►

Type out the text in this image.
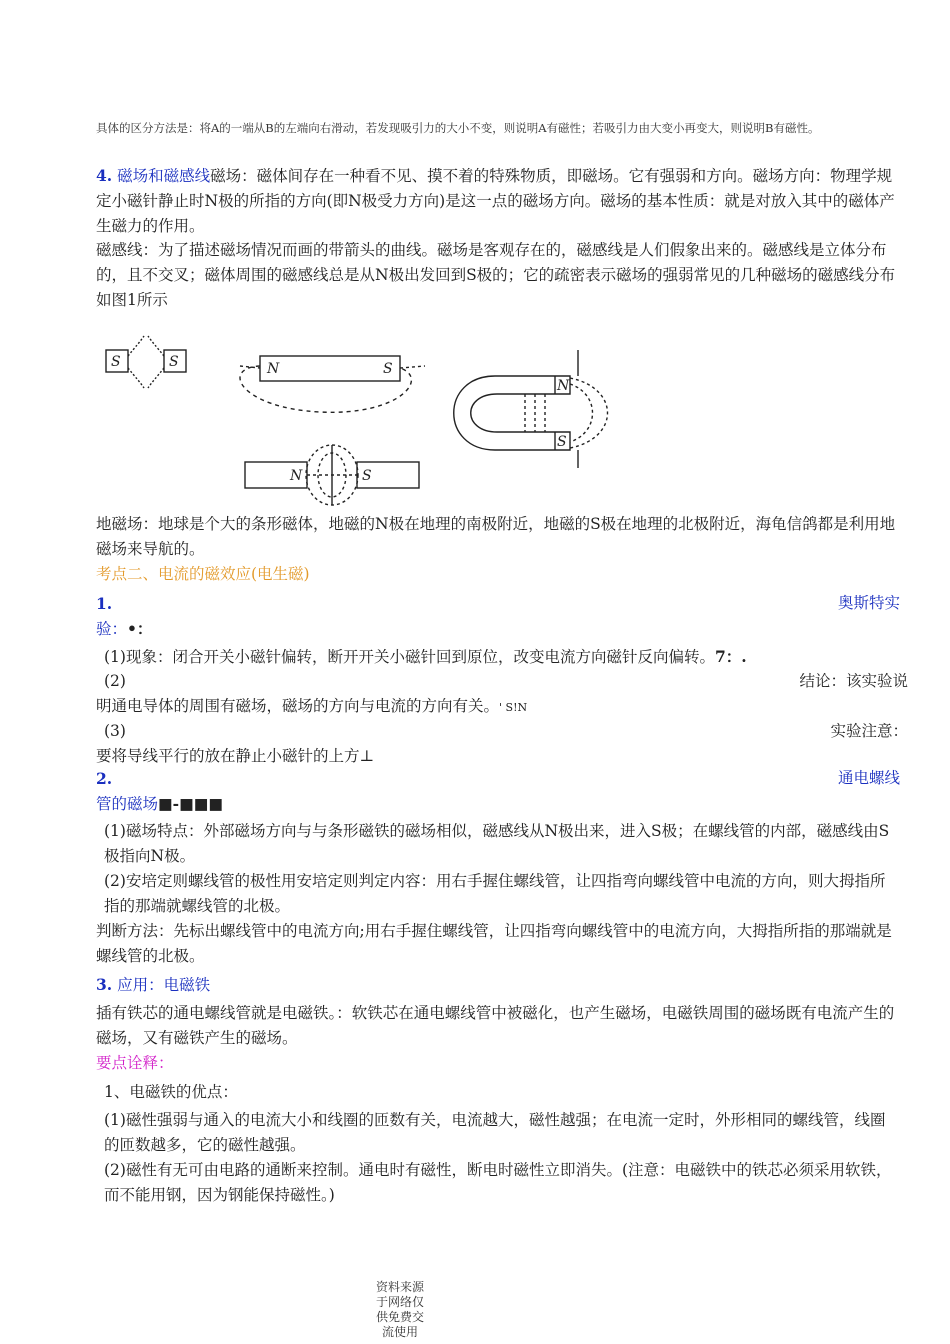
具体的区分方法是：将A的一端从B的左端向右滑动，若发现吸引力的大小不变，则说明A有磁性；若吸引力由大变小再变大，则说明B有磁性。
4. 磁场和磁感线磁场：磁体间存在一种看不见、摸不着的特殊物质，即磁场。它有强弱和方向。磁场方向：物理学规定小磁针静止时N极的所指的方向(即N极受力方向)是这一点的磁场方向。磁场的基本性质：就是对放入其中的磁体产生磁力的作用。
磁感线：为了描述磁场情况而画的带箭头的曲线。磁场是客观存在的，磁感线是人们假象出来的。磁感线是立体分布的，且不交叉；磁体周围的磁感线总是从N极出发回到S极的；它的疏密表示磁场的强弱常见的几种磁场的磁感线分布如图1所示
S	S	N	S
N
S
N	S
地磁场：地球是个大的条形磁体，地磁的N极在地理的南极附近，地磁的S极在地理的北极附近，海龟信鸽都是利用地磁场来导航的。
考点二、电流的磁效应(电生磁)
1.	奥斯特实
验：•：
(1)现象：闭合开关小磁针偏转，断开开关小磁针回到原位，改变电流方向磁针反向偏转。7：.
(2)	结论：该实验说
明通电导体的周围有磁场，磁场的方向与电流的方向有关。' S!N
(3)	实验注意：
要将导线平行的放在静止小磁针的上方⊥
2.	通电螺线
管的磁场■-■■■
(1)磁场特点：外部磁场方向与与条形磁铁的磁场相似，磁感线从N极出来，进入S极；在螺线管的内部，磁感线由S极指向N极。
(2)安培定则螺线管的极性用安培定则判定内容：用右手握住螺线管，让四指弯向螺线管中电流的方向，则大拇指所指的那端就螺线管的北极。
判断方法：先标出螺线管中的电流方向;用右手握住螺线管，让四指弯向螺线管中的电流方向，大拇指所指的那端就是螺线管的北极。
3. 应用：电磁铁
插有铁芯的通电螺线管就是电磁铁。：软铁芯在通电螺线管中被磁化，也产生磁场，电磁铁周围的磁场既有电流产生的磁场，又有磁铁产生的磁场。
要点诠释：
1、电磁铁的优点：
(1)磁性强弱与通入的电流大小和线圈的匝数有关，电流越大，磁性越强；在电流一定时，外形相同的螺线管，线圈的匝数越多，它的磁性越强。
(2)磁性有无可由电路的通断来控制。通电时有磁性，断电时磁性立即消失。(注意：电磁铁中的铁芯必须采用软铁，而不能用钢，因为钢能保持磁性。)
资料来源于网络仅供免费交流使用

◄

■ **Prompt**
Write out each entry exactly as given, omitting any picture.

■ **Completed task**
Type out the text in this image.
具体的区分方法是：将A的一端从B的左端向右滑动，若发现吸引力的大小不变，则说明A有磁性；若吸引力由大变小再变大，则说明B有磁性。
4. 磁场和磁感线磁场：磁体间存在一种看不见、摸不着的特殊物质，即磁场。它有强弱和方向。磁场方向：物理学规定小磁针静止时N极的所指的方向(即N极受力方向)是这一点的磁场方向。磁场的基本性质：就是对放入其中的磁体产生磁力的作用。
磁感线：为了描述磁场情况而画的带箭头的曲线。磁场是客观存在的，磁感线是人们假象出来的。磁感线是立体分布的，且不交叉；磁体周围的磁感线总是从N极出发回到S极的；它的疏密表示磁场的强弱常见的几种磁场的磁感线分布如图1所示
S	S	N	S
N
S
N	S
地磁场：地球是个大的条形磁体，地磁的N极在地理的南极附近，地磁的S极在地理的北极附近，海龟信鸽都是利用地磁场来导航的。
考点二、电流的磁效应(电生磁)
1.	奥斯特实
验：•：
(1)现象：闭合开关小磁针偏转，断开开关小磁针回到原位，改变电流方向磁针反向偏转。7：.
(2)	结论：该实验说
明通电导体的周围有磁场，磁场的方向与电流的方向有关。' S!N
(3)	实验注意：
要将导线平行的放在静止小磁针的上方⊥
2.	通电螺线
管的磁场■-■■■
(1)磁场特点：外部磁场方向与与条形磁铁的磁场相似，磁感线从N极出来，进入S极；在螺线管的内部，磁感线由S极指向N极。
(2)安培定则螺线管的极性用安培定则判定内容：用右手握住螺线管，让四指弯向螺线管中电流的方向，则大拇指所指的那端就螺线管的北极。
判断方法：先标出螺线管中的电流方向;用右手握住螺线管，让四指弯向螺线管中的电流方向，大拇指所指的那端就是螺线管的北极。
3. 应用：电磁铁
插有铁芯的通电螺线管就是电磁铁。：软铁芯在通电螺线管中被磁化，也产生磁场，电磁铁周围的磁场既有电流产生的磁场，又有磁铁产生的磁场。
要点诠释：
1、电磁铁的优点：
(1)磁性强弱与通入的电流大小和线圈的匝数有关，电流越大，磁性越强；在电流一定时，外形相同的螺线管，线圈的匝数越多，它的磁性越强。
(2)磁性有无可由电路的通断来控制。通电时有磁性，断电时磁性立即消失。(注意：电磁铁中的铁芯必须采用软铁，而不能用钢，因为钢能保持磁性。)
资料来源于网络仅供免费交流使用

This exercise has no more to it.